Task instructions
From the entries that follow, extract each line holding the string "ymax".

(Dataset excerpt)

--- BEGIN ---

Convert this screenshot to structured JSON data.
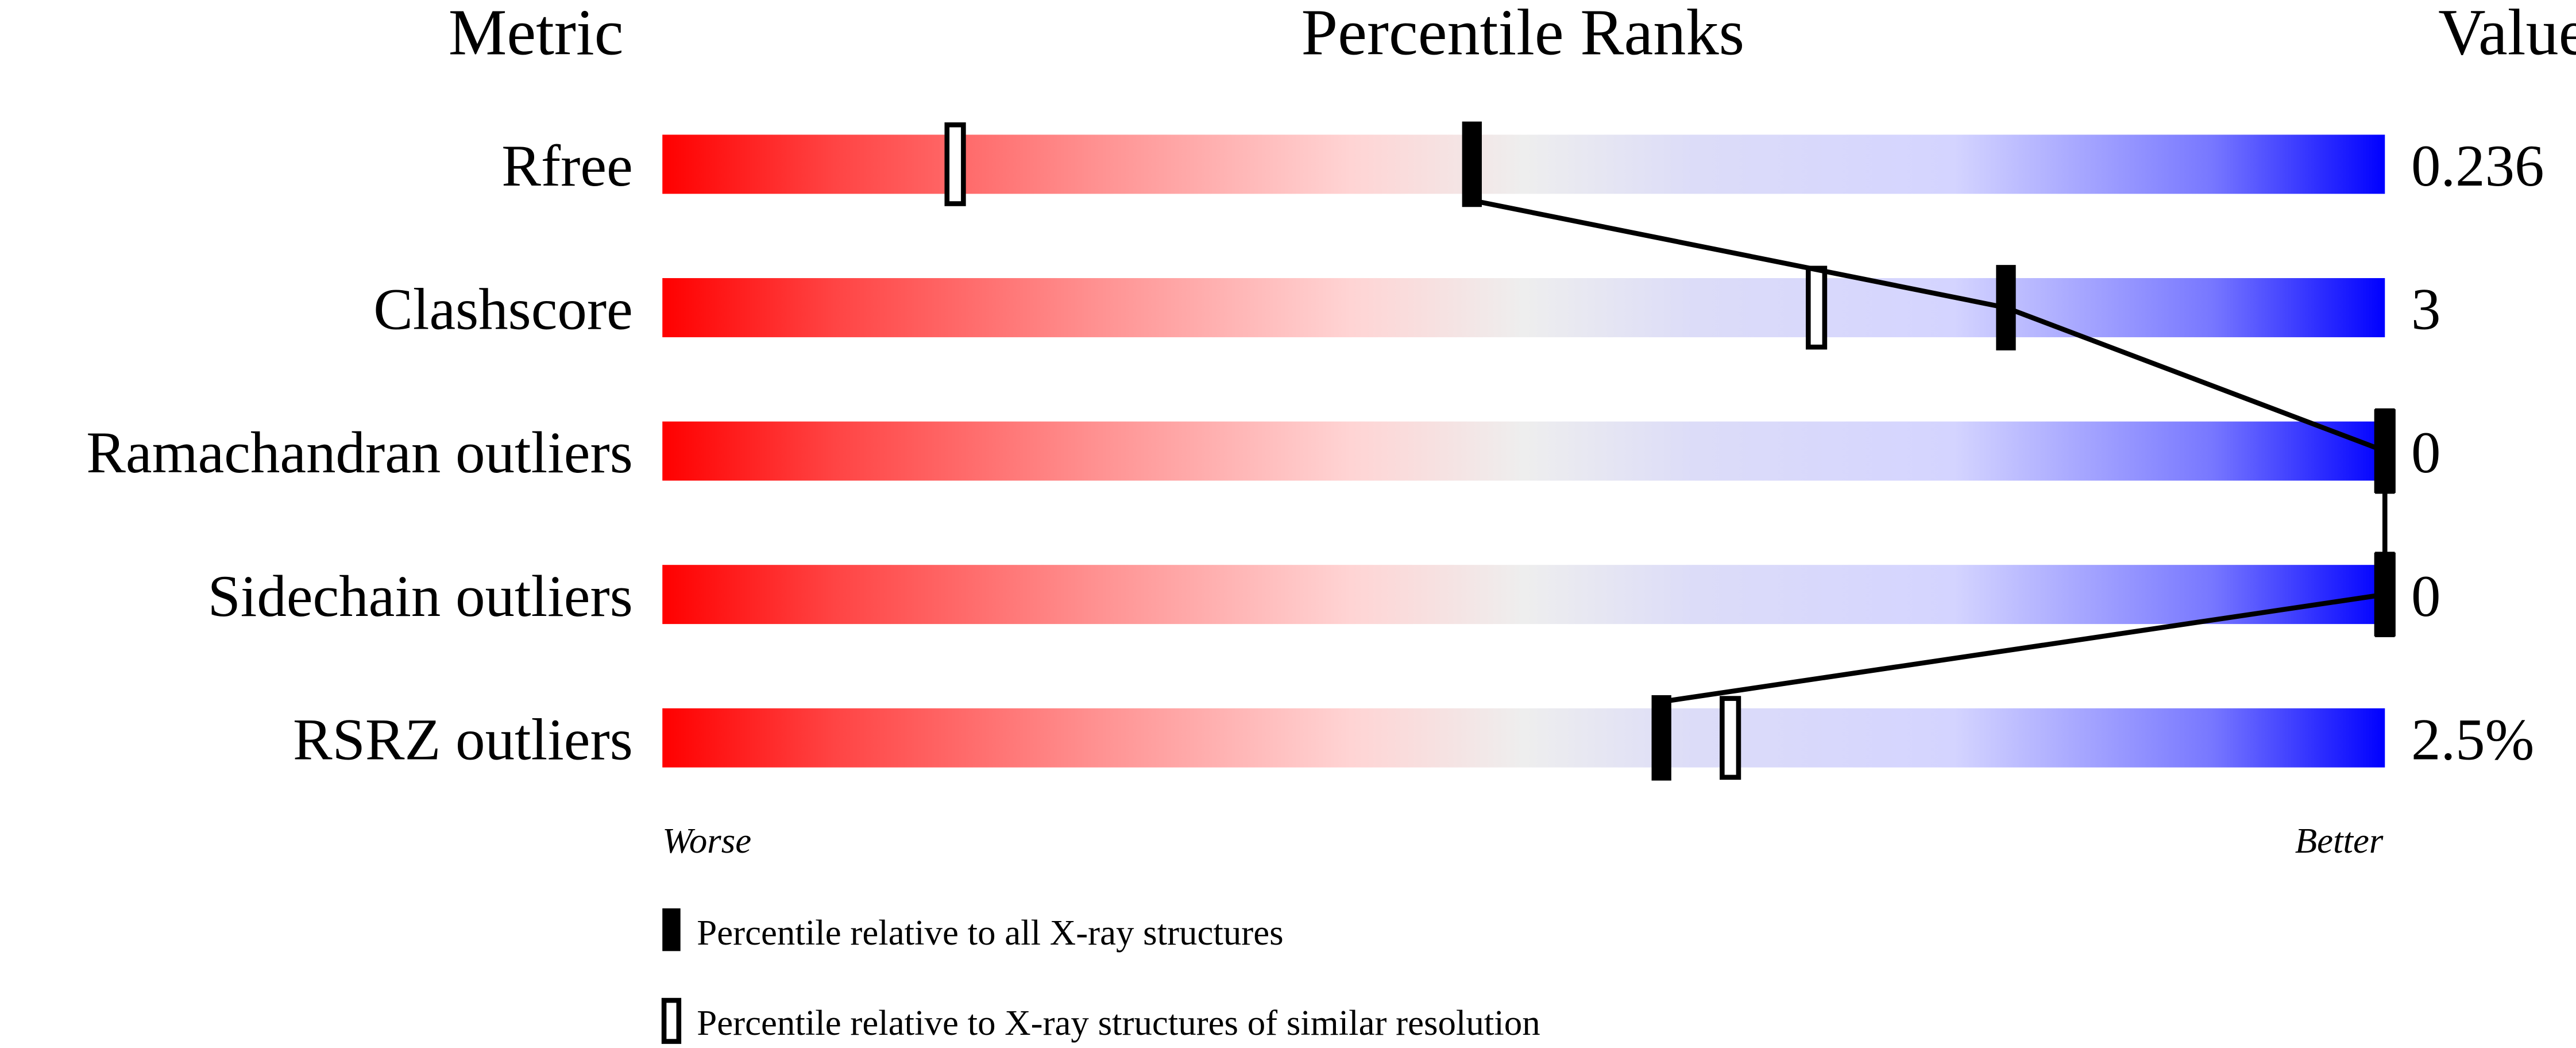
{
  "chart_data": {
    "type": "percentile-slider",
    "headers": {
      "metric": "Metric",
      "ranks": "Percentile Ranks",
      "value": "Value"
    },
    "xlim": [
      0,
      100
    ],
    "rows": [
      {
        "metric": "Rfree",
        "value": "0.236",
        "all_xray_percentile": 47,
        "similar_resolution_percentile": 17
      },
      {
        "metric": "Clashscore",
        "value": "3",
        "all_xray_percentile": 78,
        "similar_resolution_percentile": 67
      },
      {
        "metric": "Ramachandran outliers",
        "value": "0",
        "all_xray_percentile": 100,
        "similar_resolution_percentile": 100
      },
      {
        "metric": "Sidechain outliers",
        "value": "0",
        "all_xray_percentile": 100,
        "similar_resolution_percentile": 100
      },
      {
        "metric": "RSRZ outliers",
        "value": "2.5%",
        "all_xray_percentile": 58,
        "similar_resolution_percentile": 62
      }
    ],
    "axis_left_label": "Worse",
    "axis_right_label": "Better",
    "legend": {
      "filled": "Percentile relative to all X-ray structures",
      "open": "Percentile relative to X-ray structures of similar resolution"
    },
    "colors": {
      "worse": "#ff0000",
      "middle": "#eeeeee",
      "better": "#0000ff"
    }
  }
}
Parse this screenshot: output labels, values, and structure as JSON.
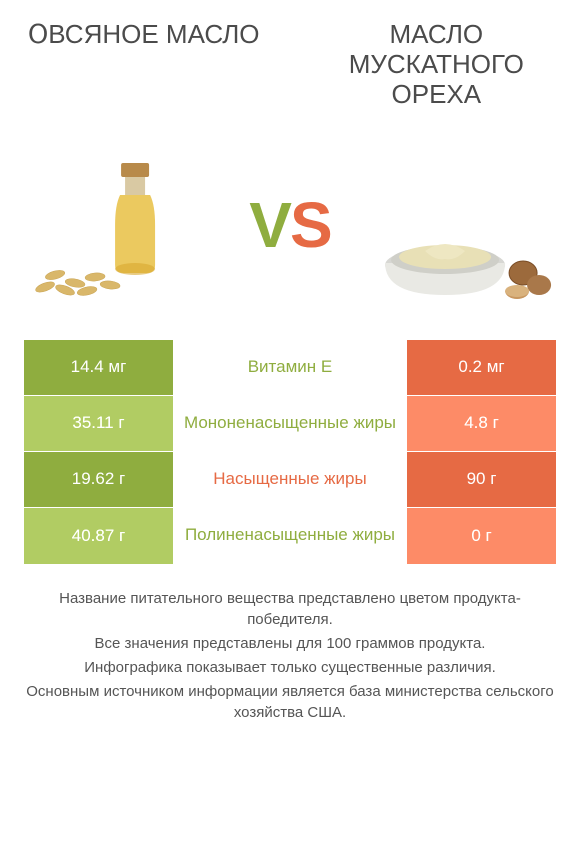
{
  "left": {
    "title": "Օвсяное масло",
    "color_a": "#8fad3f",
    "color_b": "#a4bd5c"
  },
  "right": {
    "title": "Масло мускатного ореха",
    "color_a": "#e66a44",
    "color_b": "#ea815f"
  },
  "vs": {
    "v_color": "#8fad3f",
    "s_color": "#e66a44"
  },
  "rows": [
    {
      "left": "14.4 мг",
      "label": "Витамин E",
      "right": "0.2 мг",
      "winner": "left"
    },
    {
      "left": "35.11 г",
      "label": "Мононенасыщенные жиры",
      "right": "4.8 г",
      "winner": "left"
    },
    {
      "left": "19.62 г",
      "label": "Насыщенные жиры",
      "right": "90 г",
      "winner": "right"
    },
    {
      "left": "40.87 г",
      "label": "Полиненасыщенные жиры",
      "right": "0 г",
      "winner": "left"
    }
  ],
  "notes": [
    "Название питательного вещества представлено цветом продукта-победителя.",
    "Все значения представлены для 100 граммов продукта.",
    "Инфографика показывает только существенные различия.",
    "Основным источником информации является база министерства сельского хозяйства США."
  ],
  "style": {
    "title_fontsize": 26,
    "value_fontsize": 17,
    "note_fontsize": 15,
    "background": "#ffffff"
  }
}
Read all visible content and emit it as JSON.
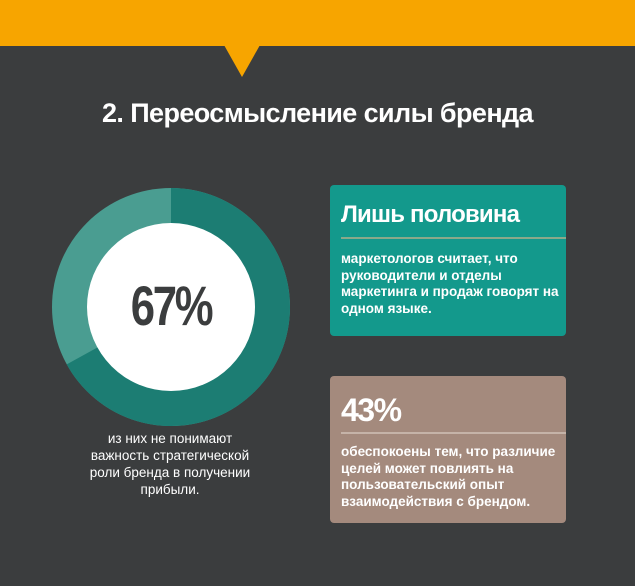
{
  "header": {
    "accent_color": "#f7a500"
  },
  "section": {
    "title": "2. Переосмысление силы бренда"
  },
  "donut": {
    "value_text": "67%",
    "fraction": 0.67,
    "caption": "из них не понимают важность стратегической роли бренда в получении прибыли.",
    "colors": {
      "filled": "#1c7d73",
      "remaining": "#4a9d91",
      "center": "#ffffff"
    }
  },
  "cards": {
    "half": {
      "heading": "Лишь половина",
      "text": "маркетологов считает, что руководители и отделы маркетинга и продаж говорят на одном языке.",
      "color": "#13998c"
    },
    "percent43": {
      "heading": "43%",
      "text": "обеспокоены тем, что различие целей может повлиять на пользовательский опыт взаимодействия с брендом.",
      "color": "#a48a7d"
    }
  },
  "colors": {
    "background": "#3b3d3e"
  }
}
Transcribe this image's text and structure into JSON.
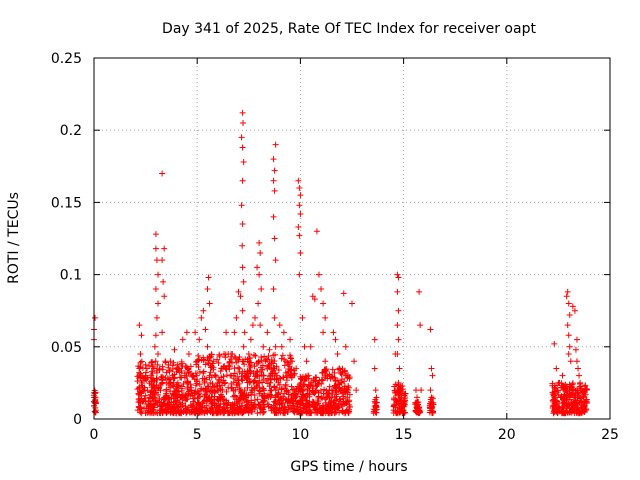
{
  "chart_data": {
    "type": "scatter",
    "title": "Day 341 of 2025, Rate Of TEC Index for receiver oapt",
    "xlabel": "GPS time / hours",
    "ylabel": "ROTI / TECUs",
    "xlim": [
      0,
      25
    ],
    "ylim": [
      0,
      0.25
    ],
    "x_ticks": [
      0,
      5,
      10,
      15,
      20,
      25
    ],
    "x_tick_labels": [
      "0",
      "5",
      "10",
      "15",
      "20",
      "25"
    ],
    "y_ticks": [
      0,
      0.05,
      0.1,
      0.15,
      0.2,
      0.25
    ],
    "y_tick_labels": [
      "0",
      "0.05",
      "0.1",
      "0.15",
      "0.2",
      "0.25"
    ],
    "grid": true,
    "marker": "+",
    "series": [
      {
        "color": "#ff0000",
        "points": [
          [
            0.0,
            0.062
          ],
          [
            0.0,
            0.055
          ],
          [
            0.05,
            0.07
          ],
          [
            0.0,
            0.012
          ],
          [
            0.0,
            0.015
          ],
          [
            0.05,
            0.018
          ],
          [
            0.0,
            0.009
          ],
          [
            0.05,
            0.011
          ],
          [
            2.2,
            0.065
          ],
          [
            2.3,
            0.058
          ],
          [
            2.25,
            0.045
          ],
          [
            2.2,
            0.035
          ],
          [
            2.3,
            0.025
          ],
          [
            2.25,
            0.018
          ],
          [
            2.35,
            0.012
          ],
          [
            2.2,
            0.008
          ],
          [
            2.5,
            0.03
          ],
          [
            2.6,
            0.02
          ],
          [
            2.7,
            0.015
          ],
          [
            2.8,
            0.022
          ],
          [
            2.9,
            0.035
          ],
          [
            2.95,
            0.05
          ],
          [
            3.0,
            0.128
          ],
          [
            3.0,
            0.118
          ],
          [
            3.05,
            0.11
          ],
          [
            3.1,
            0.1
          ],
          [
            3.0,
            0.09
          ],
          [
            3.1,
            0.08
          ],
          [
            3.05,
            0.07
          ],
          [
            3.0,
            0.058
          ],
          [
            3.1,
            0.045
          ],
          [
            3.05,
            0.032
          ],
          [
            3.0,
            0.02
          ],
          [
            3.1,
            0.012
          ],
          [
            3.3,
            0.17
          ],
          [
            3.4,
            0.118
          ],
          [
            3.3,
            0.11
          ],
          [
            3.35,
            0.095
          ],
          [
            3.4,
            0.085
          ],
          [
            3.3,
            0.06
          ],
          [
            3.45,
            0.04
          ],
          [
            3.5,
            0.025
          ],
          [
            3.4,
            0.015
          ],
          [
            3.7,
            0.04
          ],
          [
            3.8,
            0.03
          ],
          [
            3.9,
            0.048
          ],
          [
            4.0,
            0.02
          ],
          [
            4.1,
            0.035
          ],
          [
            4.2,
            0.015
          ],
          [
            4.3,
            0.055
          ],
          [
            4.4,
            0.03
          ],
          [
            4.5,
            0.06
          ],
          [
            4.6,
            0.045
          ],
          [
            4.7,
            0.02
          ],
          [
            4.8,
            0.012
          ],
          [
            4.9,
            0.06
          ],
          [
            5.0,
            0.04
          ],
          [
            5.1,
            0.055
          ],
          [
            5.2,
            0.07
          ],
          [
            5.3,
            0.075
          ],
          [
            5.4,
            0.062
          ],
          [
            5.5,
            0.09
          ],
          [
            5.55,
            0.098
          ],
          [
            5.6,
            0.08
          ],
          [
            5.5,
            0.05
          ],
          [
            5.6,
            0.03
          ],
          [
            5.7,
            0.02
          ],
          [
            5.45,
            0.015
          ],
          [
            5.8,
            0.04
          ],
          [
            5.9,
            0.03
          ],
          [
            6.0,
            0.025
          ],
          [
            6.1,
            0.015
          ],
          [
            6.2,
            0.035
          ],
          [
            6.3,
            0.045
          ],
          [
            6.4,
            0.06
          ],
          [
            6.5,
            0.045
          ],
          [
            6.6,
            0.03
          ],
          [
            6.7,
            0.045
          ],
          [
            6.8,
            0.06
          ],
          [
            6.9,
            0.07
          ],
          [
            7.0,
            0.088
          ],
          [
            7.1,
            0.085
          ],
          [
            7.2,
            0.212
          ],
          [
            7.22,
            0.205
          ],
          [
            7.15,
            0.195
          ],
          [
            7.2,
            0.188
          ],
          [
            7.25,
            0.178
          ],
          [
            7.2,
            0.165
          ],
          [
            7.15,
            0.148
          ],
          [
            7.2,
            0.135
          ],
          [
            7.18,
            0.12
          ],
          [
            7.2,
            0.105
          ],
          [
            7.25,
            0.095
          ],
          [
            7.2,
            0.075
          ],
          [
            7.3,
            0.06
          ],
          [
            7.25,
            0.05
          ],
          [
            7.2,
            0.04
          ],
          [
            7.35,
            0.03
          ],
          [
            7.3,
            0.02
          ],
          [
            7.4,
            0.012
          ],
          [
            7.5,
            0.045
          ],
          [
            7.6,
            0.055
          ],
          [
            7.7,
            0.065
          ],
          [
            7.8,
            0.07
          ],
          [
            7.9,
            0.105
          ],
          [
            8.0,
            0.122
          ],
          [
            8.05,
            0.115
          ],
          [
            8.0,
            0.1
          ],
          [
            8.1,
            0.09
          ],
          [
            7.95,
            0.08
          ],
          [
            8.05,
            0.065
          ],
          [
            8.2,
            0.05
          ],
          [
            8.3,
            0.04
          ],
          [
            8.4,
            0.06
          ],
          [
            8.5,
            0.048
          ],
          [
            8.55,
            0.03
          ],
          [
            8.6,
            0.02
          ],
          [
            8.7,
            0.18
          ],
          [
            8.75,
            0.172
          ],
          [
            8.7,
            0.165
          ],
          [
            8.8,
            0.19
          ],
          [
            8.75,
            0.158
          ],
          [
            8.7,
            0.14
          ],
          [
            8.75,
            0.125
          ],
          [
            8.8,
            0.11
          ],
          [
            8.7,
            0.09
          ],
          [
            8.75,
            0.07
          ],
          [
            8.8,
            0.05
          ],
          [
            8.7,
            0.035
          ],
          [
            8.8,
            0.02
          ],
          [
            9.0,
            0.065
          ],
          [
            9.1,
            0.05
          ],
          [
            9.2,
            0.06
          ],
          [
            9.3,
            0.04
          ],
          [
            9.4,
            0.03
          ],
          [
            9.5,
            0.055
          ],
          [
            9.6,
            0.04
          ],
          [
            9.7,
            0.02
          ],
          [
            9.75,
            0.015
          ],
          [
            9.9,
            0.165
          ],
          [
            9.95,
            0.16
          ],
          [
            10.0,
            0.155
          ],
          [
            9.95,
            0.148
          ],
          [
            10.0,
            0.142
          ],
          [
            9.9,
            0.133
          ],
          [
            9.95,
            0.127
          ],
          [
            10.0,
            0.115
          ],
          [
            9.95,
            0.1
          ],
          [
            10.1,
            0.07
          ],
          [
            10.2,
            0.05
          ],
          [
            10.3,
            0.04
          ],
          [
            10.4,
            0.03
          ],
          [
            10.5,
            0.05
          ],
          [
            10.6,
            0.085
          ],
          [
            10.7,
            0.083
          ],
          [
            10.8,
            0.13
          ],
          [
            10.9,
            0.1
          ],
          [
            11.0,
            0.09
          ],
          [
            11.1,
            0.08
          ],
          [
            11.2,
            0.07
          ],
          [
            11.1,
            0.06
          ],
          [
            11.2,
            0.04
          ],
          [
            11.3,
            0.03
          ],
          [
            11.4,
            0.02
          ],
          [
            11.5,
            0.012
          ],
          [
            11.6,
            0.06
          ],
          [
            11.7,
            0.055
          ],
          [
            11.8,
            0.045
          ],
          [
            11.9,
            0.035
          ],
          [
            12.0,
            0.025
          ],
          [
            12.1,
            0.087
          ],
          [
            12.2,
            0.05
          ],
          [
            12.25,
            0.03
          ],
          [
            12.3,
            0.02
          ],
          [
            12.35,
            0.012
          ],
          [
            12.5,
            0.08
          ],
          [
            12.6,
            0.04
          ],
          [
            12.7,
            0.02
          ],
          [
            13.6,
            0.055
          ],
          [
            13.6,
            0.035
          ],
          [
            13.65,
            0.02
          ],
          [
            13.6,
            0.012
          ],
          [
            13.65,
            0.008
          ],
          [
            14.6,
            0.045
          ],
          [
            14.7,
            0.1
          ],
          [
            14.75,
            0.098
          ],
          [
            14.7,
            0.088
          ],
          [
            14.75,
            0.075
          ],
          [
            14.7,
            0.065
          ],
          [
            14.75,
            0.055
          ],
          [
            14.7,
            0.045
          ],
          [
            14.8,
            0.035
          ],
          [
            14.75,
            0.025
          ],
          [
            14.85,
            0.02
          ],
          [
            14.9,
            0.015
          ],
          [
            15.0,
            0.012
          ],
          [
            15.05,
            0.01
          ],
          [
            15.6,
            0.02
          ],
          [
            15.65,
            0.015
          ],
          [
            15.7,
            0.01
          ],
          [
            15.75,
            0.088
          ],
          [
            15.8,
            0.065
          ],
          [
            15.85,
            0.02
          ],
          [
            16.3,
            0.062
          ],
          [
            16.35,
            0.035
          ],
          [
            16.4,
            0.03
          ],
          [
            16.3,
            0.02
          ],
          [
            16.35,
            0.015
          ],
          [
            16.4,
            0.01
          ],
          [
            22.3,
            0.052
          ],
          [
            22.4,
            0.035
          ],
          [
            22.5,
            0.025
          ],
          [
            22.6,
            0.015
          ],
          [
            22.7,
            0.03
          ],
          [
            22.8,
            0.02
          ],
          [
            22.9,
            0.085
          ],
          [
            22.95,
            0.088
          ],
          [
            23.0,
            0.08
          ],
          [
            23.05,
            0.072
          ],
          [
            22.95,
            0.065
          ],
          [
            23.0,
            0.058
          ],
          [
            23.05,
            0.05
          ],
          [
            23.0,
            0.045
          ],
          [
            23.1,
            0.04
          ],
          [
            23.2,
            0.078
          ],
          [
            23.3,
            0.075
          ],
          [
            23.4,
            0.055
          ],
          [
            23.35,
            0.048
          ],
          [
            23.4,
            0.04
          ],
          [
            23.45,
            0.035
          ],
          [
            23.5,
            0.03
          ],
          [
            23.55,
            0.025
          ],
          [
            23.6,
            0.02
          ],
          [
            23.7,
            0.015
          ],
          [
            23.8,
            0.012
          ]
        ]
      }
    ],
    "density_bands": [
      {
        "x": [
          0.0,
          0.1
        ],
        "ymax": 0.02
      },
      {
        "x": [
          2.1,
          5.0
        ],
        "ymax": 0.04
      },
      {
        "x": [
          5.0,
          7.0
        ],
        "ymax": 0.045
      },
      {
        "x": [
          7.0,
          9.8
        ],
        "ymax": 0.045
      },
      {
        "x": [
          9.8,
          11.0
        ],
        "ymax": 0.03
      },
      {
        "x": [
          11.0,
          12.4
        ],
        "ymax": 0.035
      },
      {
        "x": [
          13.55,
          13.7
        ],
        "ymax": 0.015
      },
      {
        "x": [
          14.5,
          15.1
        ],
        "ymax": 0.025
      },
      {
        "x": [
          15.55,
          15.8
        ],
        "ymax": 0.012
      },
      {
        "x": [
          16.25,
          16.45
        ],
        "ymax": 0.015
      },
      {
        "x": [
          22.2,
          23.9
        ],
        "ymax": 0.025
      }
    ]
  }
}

--- END ---

Task response
        "ymax": 0.02
        "ymax": 0.04
        "ymax": 0.045
        "ymax": 0.045
        "ymax": 0.03
        "ymax": 0.035
        "ymax": 0.015
        "ymax": 0.025
        "ymax": 0.012
        "ymax": 0.015
        "ymax": 0.025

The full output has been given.